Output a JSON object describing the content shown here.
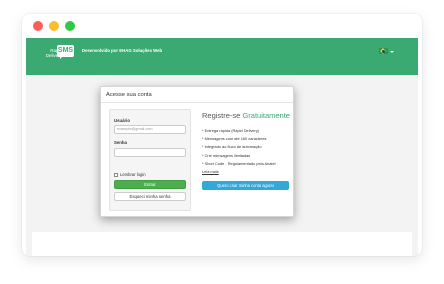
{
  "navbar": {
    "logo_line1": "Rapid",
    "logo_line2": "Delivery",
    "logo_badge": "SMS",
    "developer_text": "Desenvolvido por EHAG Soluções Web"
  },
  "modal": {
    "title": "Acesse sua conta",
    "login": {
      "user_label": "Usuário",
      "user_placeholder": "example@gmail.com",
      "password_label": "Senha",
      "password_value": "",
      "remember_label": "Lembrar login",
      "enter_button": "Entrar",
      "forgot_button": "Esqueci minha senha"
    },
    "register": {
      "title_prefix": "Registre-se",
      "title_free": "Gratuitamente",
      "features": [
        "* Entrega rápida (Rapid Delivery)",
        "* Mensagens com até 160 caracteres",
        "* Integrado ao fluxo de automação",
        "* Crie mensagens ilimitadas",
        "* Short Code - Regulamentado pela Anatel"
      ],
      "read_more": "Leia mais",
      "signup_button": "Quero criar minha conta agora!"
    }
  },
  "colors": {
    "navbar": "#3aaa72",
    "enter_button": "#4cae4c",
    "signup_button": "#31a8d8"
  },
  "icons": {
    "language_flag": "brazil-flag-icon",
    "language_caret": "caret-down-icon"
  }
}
----------------------------------------
Reproduce each line exactly, please, except for any pictures.

Output a JSON object describing the content shown here.
{
  "navbar": {
    "logo_line1": "Rapid",
    "logo_line2": "Delivery",
    "logo_badge": "SMS",
    "developer_text": "Desenvolvido por EHAG Soluções Web"
  },
  "modal": {
    "title": "Acesse sua conta",
    "login": {
      "user_label": "Usuário",
      "user_placeholder": "example@gmail.com",
      "password_label": "Senha",
      "password_value": "",
      "remember_label": "Lembrar login",
      "enter_button": "Entrar",
      "forgot_button": "Esqueci minha senha"
    },
    "register": {
      "title_prefix": "Registre-se",
      "title_free": "Gratuitamente",
      "features": [
        "* Entrega rápida (Rapid Delivery)",
        "* Mensagens com até 160 caracteres",
        "* Integrado ao fluxo de automação",
        "* Crie mensagens ilimitadas",
        "* Short Code - Regulamentado pela Anatel"
      ],
      "read_more": "Leia mais",
      "signup_button": "Quero criar minha conta agora!"
    }
  },
  "colors": {
    "navbar": "#3aaa72",
    "enter_button": "#4cae4c",
    "signup_button": "#31a8d8"
  },
  "icons": {
    "language_flag": "brazil-flag-icon",
    "language_caret": "caret-down-icon"
  }
}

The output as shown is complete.